Data items
==*==

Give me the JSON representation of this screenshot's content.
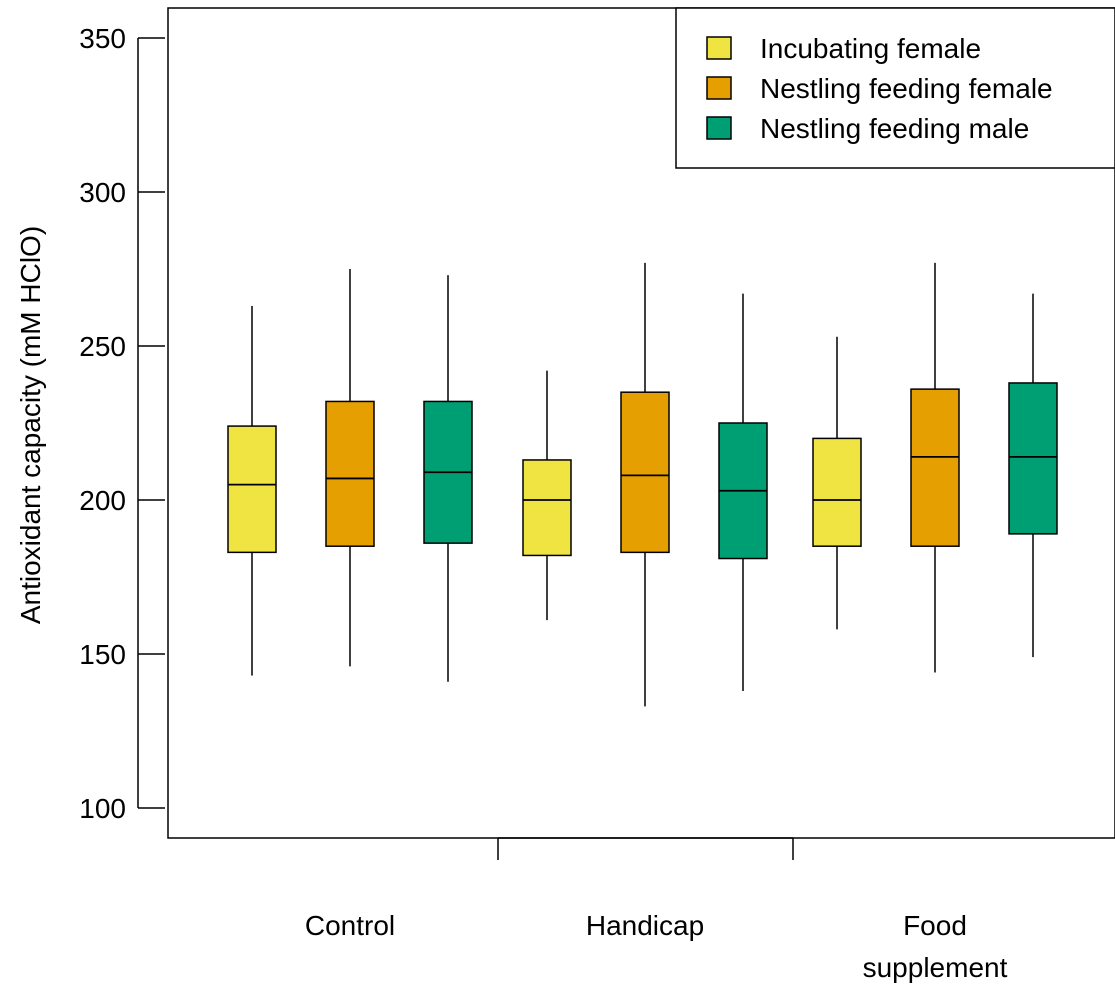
{
  "chart_data": {
    "type": "box",
    "title": "",
    "xlabel": "",
    "ylabel": "Antioxidant capacity (mM HClO)",
    "ylim": [
      90,
      360
    ],
    "yticks": [
      100,
      150,
      200,
      250,
      300,
      350
    ],
    "grid": false,
    "legend_position": "top-right",
    "categories": [
      "Control",
      "Handicap",
      "Food\nsupplement"
    ],
    "series": [
      {
        "name": "Incubating female",
        "color": "#F0E442",
        "boxes": [
          {
            "min": 143,
            "q1": 183,
            "median": 205,
            "q3": 224,
            "max": 263
          },
          {
            "min": 161,
            "q1": 182,
            "median": 200,
            "q3": 213,
            "max": 242
          },
          {
            "min": 158,
            "q1": 185,
            "median": 200,
            "q3": 220,
            "max": 253
          }
        ]
      },
      {
        "name": "Nestling feeding female",
        "color": "#E69F00",
        "boxes": [
          {
            "min": 146,
            "q1": 185,
            "median": 207,
            "q3": 232,
            "max": 275
          },
          {
            "min": 133,
            "q1": 183,
            "median": 208,
            "q3": 235,
            "max": 277
          },
          {
            "min": 144,
            "q1": 185,
            "median": 214,
            "q3": 236,
            "max": 277
          }
        ]
      },
      {
        "name": "Nestling feeding male",
        "color": "#009E73",
        "boxes": [
          {
            "min": 141,
            "q1": 186,
            "median": 209,
            "q3": 232,
            "max": 273
          },
          {
            "min": 138,
            "q1": 181,
            "median": 203,
            "q3": 225,
            "max": 267
          },
          {
            "min": 149,
            "q1": 189,
            "median": 214,
            "q3": 238,
            "max": 267
          }
        ]
      }
    ]
  }
}
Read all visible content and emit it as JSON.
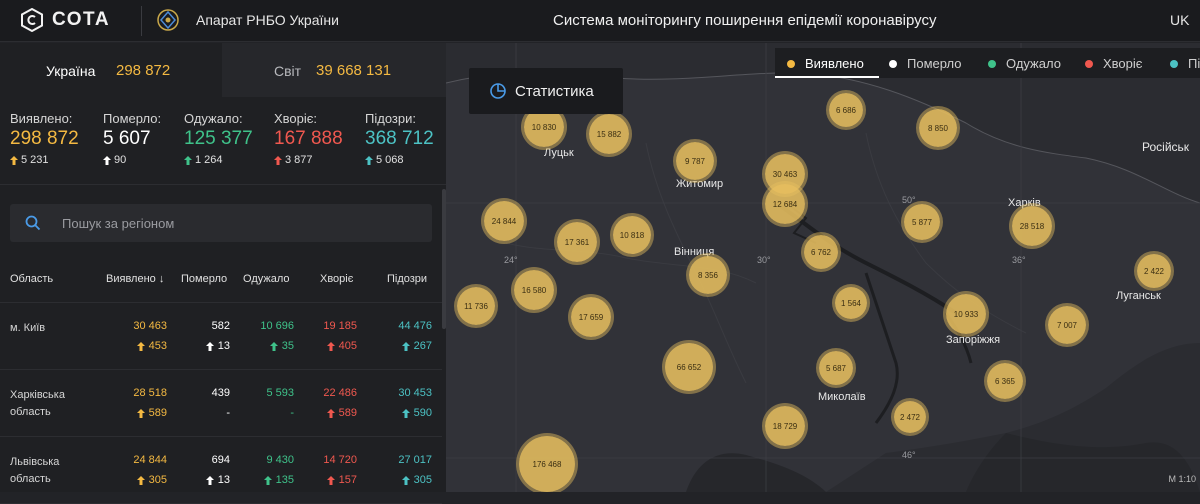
{
  "header": {
    "logo_text": "СОТА",
    "org": "Апарат РНБО України",
    "title": "Система моніторингу поширення епідемії коронавірусу",
    "lang": "UK"
  },
  "tabs": {
    "ukraine": {
      "label": "Україна",
      "value": "298 872"
    },
    "world": {
      "label": "Світ",
      "value": "39 668 131"
    }
  },
  "stats": [
    {
      "label": "Виявлено:",
      "value": "298 872",
      "delta": "5 231",
      "color": "#f4b942"
    },
    {
      "label": "Померло:",
      "value": "5 607",
      "delta": "90",
      "color": "#ffffff"
    },
    {
      "label": "Одужало:",
      "value": "125 377",
      "delta": "1 264",
      "color": "#3fc28a"
    },
    {
      "label": "Хворіє:",
      "value": "167 888",
      "delta": "3 877",
      "color": "#f0584f"
    },
    {
      "label": "Підозри:",
      "value": "368 712",
      "delta": "5 068",
      "color": "#4cc2c4"
    }
  ],
  "search": {
    "placeholder": "Пошук за регіоном"
  },
  "table": {
    "headers": [
      "Область",
      "Виявлено",
      "Померло",
      "Одужало",
      "Хворіє",
      "Підозри"
    ],
    "rows": [
      {
        "region": "м. Київ",
        "detected": "30 463",
        "detected_d": "453",
        "died": "582",
        "died_d": "13",
        "recovered": "10 696",
        "recovered_d": "35",
        "sick": "19 185",
        "sick_d": "405",
        "suspect": "44 476",
        "suspect_d": "267"
      },
      {
        "region": "Харківська область",
        "detected": "28 518",
        "detected_d": "589",
        "died": "439",
        "died_d": "-",
        "recovered": "5 593",
        "recovered_d": "-",
        "sick": "22 486",
        "sick_d": "589",
        "suspect": "30 453",
        "suspect_d": "590"
      },
      {
        "region": "Львівська область",
        "detected": "24 844",
        "detected_d": "305",
        "died": "694",
        "died_d": "13",
        "recovered": "9 430",
        "recovered_d": "135",
        "sick": "14 720",
        "sick_d": "157",
        "suspect": "27 017",
        "suspect_d": "305"
      }
    ]
  },
  "map": {
    "stat_button": "Статистика",
    "legend": [
      {
        "label": "Виявлено",
        "color": "#f4b942"
      },
      {
        "label": "Померло",
        "color": "#ffffff"
      },
      {
        "label": "Одужало",
        "color": "#3fc28a"
      },
      {
        "label": "Хворіє",
        "color": "#f0584f"
      },
      {
        "label": "Пі",
        "color": "#4cc2c4"
      }
    ],
    "bubbles": [
      "10 830",
      "15 882",
      "6 686",
      "8 850",
      "9 787",
      "30 463",
      "12 684",
      "24 844",
      "17 361",
      "10 818",
      "5 877",
      "28 518",
      "6 762",
      "8 356",
      "2 422",
      "16 580",
      "11 736",
      "17 659",
      "1 564",
      "10 933",
      "7 007",
      "66 652",
      "5 687",
      "6 365",
      "18 729",
      "2 472",
      "176 468"
    ],
    "cities": [
      "Луцьк",
      "Житомир",
      "Вінниця",
      "Харків",
      "Луганськ",
      "Запоріжжя",
      "Миколаїв",
      "Російськ"
    ],
    "grid_labels": [
      "24°",
      "30°",
      "36°",
      "50°",
      "46°"
    ],
    "scale": "M 1:10"
  }
}
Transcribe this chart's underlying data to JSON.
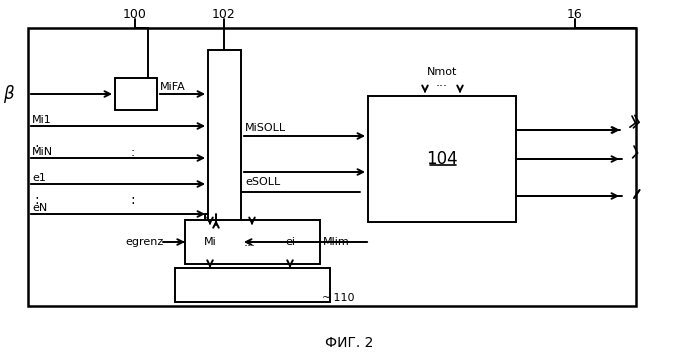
{
  "fig_width": 6.99,
  "fig_height": 3.55,
  "bg_color": "#ffffff",
  "title": "ФИГ. 2",
  "labels": {
    "beta": "β",
    "100": "100",
    "102": "102",
    "104": "104",
    "16": "16",
    "110": "110",
    "MiFA": "MiFA",
    "Mi1": "Mi1",
    "MiN": "MiN :",
    "e1": "e1",
    "eN": "eN",
    "MiSOLL": "MiSOLL",
    "eSOLL": "eSOLL",
    "Nmot": "Nmot",
    "egrenz": "egrenz",
    "Mi": "Mi",
    "dots": "...",
    "ei": "ei",
    "Mlim": "Mlim"
  }
}
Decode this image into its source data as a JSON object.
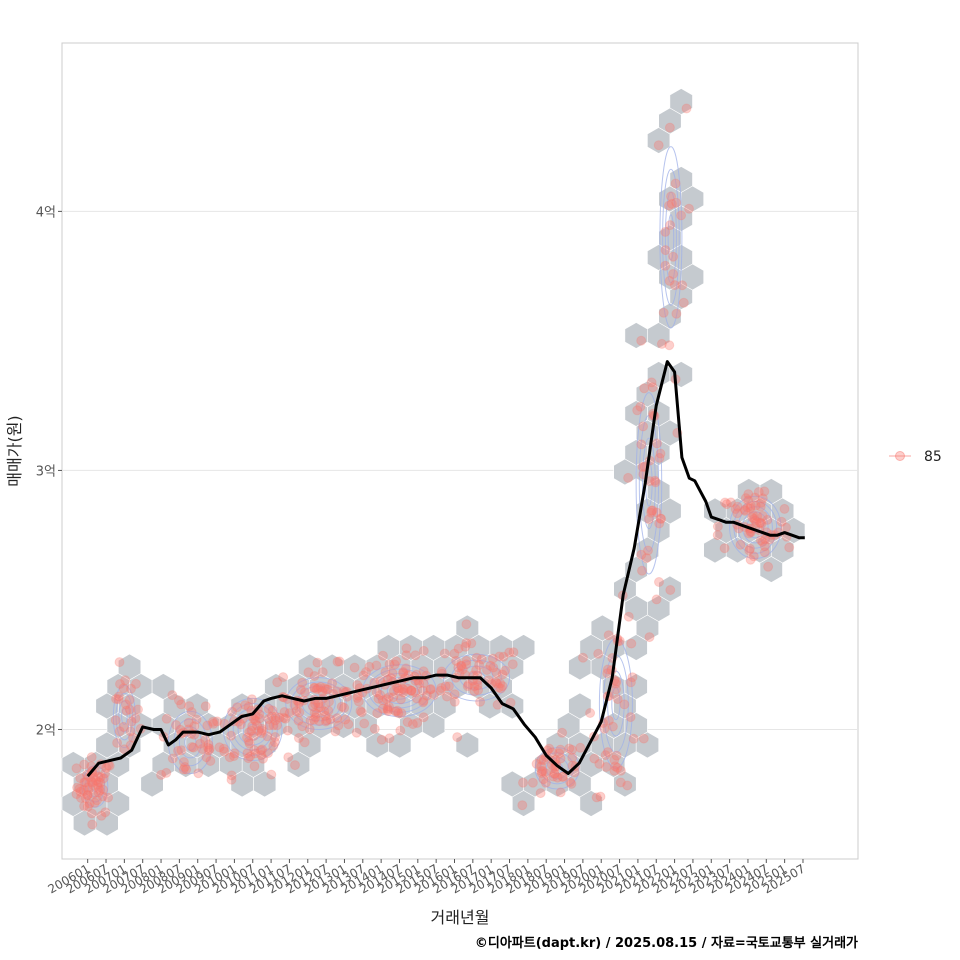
{
  "chart_data": {
    "type": "scatter",
    "title": "",
    "xlabel": "거래년월",
    "ylabel": "매매가(원)",
    "caption": "©디아파트(dapt.kr) / 2025.08.15 / 자료=국토교통부 실거래가",
    "legend": {
      "position": "right",
      "entries": [
        {
          "label": "85",
          "color": "#f8766d"
        }
      ]
    },
    "x_range": [
      2005.3,
      2027.0
    ],
    "ylim": [
      1.5,
      4.65
    ],
    "y_ticks": [
      {
        "value": 2,
        "label": "2억"
      },
      {
        "value": 3,
        "label": "3억"
      },
      {
        "value": 4,
        "label": "4억"
      }
    ],
    "x_ticks": [
      {
        "value": 2006.0,
        "label": "200601"
      },
      {
        "value": 2006.5,
        "label": "200607"
      },
      {
        "value": 2007.0,
        "label": "200701"
      },
      {
        "value": 2007.5,
        "label": "200707"
      },
      {
        "value": 2008.0,
        "label": "200801"
      },
      {
        "value": 2008.5,
        "label": "200807"
      },
      {
        "value": 2009.0,
        "label": "200901"
      },
      {
        "value": 2009.5,
        "label": "200907"
      },
      {
        "value": 2010.0,
        "label": "201001"
      },
      {
        "value": 2010.5,
        "label": "201007"
      },
      {
        "value": 2011.0,
        "label": "201101"
      },
      {
        "value": 2011.5,
        "label": "201107"
      },
      {
        "value": 2012.0,
        "label": "201201"
      },
      {
        "value": 2012.5,
        "label": "201207"
      },
      {
        "value": 2013.0,
        "label": "201301"
      },
      {
        "value": 2013.5,
        "label": "201307"
      },
      {
        "value": 2014.0,
        "label": "201401"
      },
      {
        "value": 2014.5,
        "label": "201407"
      },
      {
        "value": 2015.0,
        "label": "201501"
      },
      {
        "value": 2015.5,
        "label": "201507"
      },
      {
        "value": 2016.0,
        "label": "201601"
      },
      {
        "value": 2016.5,
        "label": "201607"
      },
      {
        "value": 2017.0,
        "label": "201701"
      },
      {
        "value": 2017.5,
        "label": "201707"
      },
      {
        "value": 2018.0,
        "label": "201801"
      },
      {
        "value": 2018.5,
        "label": "201807"
      },
      {
        "value": 2019.0,
        "label": "201901"
      },
      {
        "value": 2019.5,
        "label": "201907"
      },
      {
        "value": 2020.0,
        "label": "202001"
      },
      {
        "value": 2020.5,
        "label": "202007"
      },
      {
        "value": 2021.0,
        "label": "202101"
      },
      {
        "value": 2021.5,
        "label": "202107"
      },
      {
        "value": 2022.0,
        "label": "202201"
      },
      {
        "value": 2022.5,
        "label": "202207"
      },
      {
        "value": 2023.0,
        "label": "202301"
      },
      {
        "value": 2023.5,
        "label": "202307"
      },
      {
        "value": 2024.0,
        "label": "202401"
      },
      {
        "value": 2024.5,
        "label": "202407"
      },
      {
        "value": 2025.0,
        "label": "202501"
      },
      {
        "value": 2025.5,
        "label": "202507"
      }
    ],
    "trend_line": {
      "name": "moving-average",
      "color": "#000000",
      "x": [
        2006.0,
        2006.3,
        2006.6,
        2006.9,
        2007.2,
        2007.5,
        2007.8,
        2008.0,
        2008.2,
        2008.4,
        2008.6,
        2008.8,
        2009.0,
        2009.3,
        2009.6,
        2009.9,
        2010.2,
        2010.5,
        2010.8,
        2011.0,
        2011.3,
        2011.6,
        2011.9,
        2012.2,
        2012.5,
        2012.8,
        2013.1,
        2013.4,
        2013.7,
        2014.0,
        2014.3,
        2014.6,
        2014.9,
        2015.2,
        2015.5,
        2015.8,
        2016.1,
        2016.4,
        2016.7,
        2017.0,
        2017.3,
        2017.6,
        2017.9,
        2018.2,
        2018.5,
        2018.8,
        2019.1,
        2019.4,
        2019.7,
        2020.0,
        2020.3,
        2020.6,
        2020.9,
        2021.2,
        2021.5,
        2021.8,
        2022.0,
        2022.2,
        2022.4,
        2022.55,
        2022.7,
        2022.85,
        2023.0,
        2023.2,
        2023.4,
        2023.6,
        2023.8,
        2024.0,
        2024.2,
        2024.4,
        2024.6,
        2024.8,
        2025.0,
        2025.2,
        2025.4,
        2025.55
      ],
      "y": [
        1.82,
        1.87,
        1.88,
        1.89,
        1.92,
        2.01,
        2.0,
        2.0,
        1.94,
        1.96,
        1.99,
        1.99,
        1.99,
        1.98,
        1.99,
        2.02,
        2.05,
        2.06,
        2.11,
        2.12,
        2.13,
        2.12,
        2.11,
        2.12,
        2.12,
        2.13,
        2.14,
        2.15,
        2.16,
        2.17,
        2.18,
        2.19,
        2.2,
        2.2,
        2.21,
        2.21,
        2.2,
        2.2,
        2.2,
        2.16,
        2.1,
        2.08,
        2.02,
        1.97,
        1.9,
        1.86,
        1.83,
        1.87,
        1.95,
        2.03,
        2.2,
        2.52,
        2.7,
        2.95,
        3.25,
        3.42,
        3.38,
        3.05,
        2.97,
        2.96,
        2.92,
        2.88,
        2.82,
        2.81,
        2.8,
        2.8,
        2.79,
        2.78,
        2.77,
        2.76,
        2.75,
        2.75,
        2.76,
        2.75,
        2.74,
        2.74
      ]
    },
    "hex_clusters": [
      {
        "x": 2006.2,
        "y": 1.78,
        "n": 55,
        "sx": 0.35,
        "sy": 0.08
      },
      {
        "x": 2007.0,
        "y": 2.05,
        "n": 25,
        "sx": 0.3,
        "sy": 0.12
      },
      {
        "x": 2008.8,
        "y": 1.95,
        "n": 40,
        "sx": 0.6,
        "sy": 0.12
      },
      {
        "x": 2010.5,
        "y": 2.0,
        "n": 70,
        "sx": 0.8,
        "sy": 0.12
      },
      {
        "x": 2012.3,
        "y": 2.1,
        "n": 80,
        "sx": 0.9,
        "sy": 0.1
      },
      {
        "x": 2014.5,
        "y": 2.15,
        "n": 90,
        "sx": 1.0,
        "sy": 0.1
      },
      {
        "x": 2016.6,
        "y": 2.2,
        "n": 60,
        "sx": 0.9,
        "sy": 0.09
      },
      {
        "x": 2018.8,
        "y": 1.85,
        "n": 45,
        "sx": 0.6,
        "sy": 0.08
      },
      {
        "x": 2020.4,
        "y": 2.1,
        "n": 45,
        "sx": 0.45,
        "sy": 0.25
      },
      {
        "x": 2021.3,
        "y": 2.95,
        "n": 40,
        "sx": 0.35,
        "sy": 0.35
      },
      {
        "x": 2021.9,
        "y": 3.9,
        "n": 25,
        "sx": 0.3,
        "sy": 0.35
      },
      {
        "x": 2024.2,
        "y": 2.78,
        "n": 65,
        "sx": 0.7,
        "sy": 0.12
      }
    ]
  }
}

==*==

**Directive**
Copy out the lines that hold "ylabel".

**Output of the task**
    "ylabel": "Antioxidant capacity (mM HClO)",
    "ylabel": "매매가(원)",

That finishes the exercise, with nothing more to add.